Task statement — In the records below, work out how many lines hold the word "Credit". Report the number alone.

Data extract —
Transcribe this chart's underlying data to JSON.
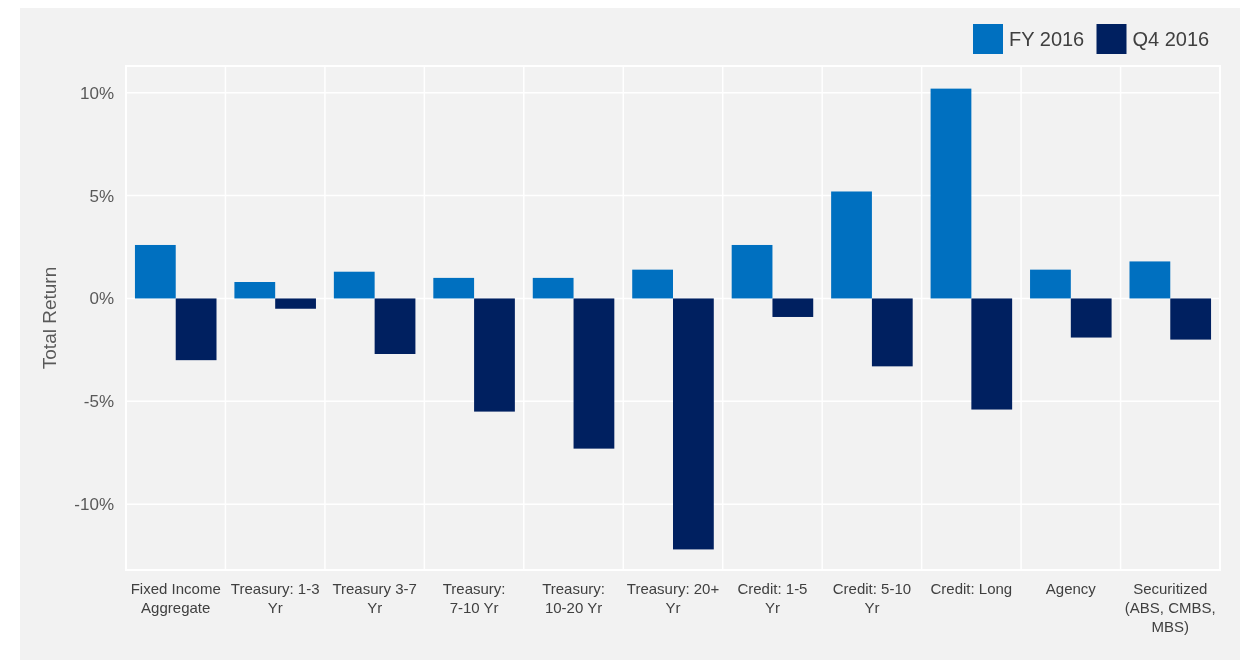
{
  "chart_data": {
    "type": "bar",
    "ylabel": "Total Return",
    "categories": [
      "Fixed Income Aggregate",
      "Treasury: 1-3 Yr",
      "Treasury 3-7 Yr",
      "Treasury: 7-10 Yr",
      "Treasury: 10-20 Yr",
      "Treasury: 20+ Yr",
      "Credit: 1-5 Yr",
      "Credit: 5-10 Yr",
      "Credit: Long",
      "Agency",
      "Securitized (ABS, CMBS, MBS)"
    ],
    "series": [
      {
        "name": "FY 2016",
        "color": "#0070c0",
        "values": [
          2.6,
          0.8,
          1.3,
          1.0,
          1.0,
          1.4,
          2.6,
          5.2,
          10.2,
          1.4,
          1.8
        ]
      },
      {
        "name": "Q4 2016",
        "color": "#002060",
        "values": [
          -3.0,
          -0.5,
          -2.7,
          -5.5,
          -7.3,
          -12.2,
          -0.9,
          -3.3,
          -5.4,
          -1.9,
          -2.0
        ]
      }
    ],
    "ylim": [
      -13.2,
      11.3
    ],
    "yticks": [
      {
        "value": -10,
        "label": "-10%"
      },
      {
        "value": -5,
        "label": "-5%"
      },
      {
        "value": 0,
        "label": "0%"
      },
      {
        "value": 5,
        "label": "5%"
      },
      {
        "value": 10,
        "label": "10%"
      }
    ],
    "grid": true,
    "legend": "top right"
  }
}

==

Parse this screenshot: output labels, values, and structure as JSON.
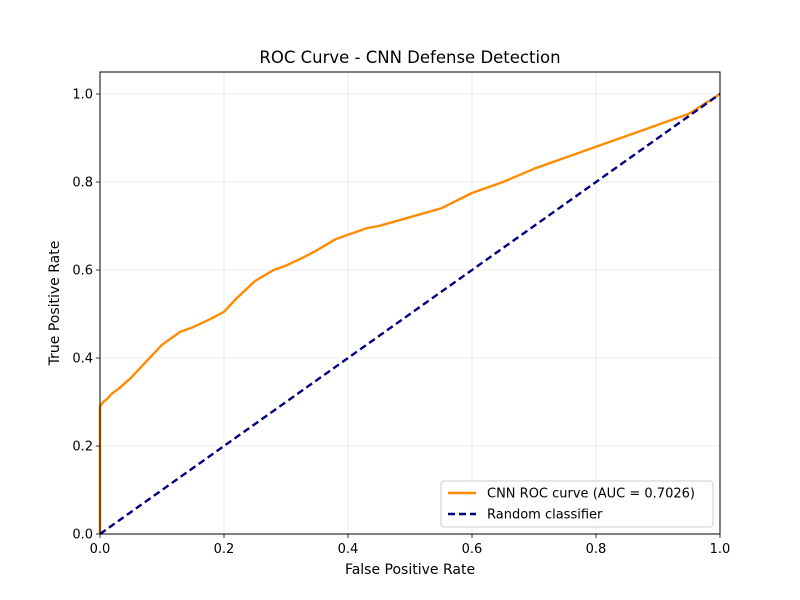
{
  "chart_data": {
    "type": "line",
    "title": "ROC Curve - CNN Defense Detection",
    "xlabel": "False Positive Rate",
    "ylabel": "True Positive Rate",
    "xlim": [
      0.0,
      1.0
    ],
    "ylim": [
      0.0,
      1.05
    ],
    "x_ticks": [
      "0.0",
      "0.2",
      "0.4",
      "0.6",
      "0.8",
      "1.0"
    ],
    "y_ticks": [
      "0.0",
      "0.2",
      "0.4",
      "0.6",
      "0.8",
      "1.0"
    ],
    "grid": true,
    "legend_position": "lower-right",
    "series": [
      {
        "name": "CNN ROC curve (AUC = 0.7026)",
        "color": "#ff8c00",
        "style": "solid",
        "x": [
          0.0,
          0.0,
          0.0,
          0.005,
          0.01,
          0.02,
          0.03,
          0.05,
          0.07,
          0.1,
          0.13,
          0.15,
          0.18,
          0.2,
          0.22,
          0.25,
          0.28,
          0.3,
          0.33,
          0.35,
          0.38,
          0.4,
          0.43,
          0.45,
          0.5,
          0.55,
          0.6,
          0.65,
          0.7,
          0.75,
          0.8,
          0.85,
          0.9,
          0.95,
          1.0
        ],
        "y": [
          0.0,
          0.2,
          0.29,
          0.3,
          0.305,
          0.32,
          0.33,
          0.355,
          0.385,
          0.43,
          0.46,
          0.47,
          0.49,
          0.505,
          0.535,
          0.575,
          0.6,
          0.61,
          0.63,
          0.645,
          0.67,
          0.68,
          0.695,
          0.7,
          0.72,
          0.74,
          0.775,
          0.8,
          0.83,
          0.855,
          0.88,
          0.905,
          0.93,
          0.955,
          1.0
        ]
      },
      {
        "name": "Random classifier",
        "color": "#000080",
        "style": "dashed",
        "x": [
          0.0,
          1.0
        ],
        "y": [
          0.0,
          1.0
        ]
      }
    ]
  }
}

The response — 3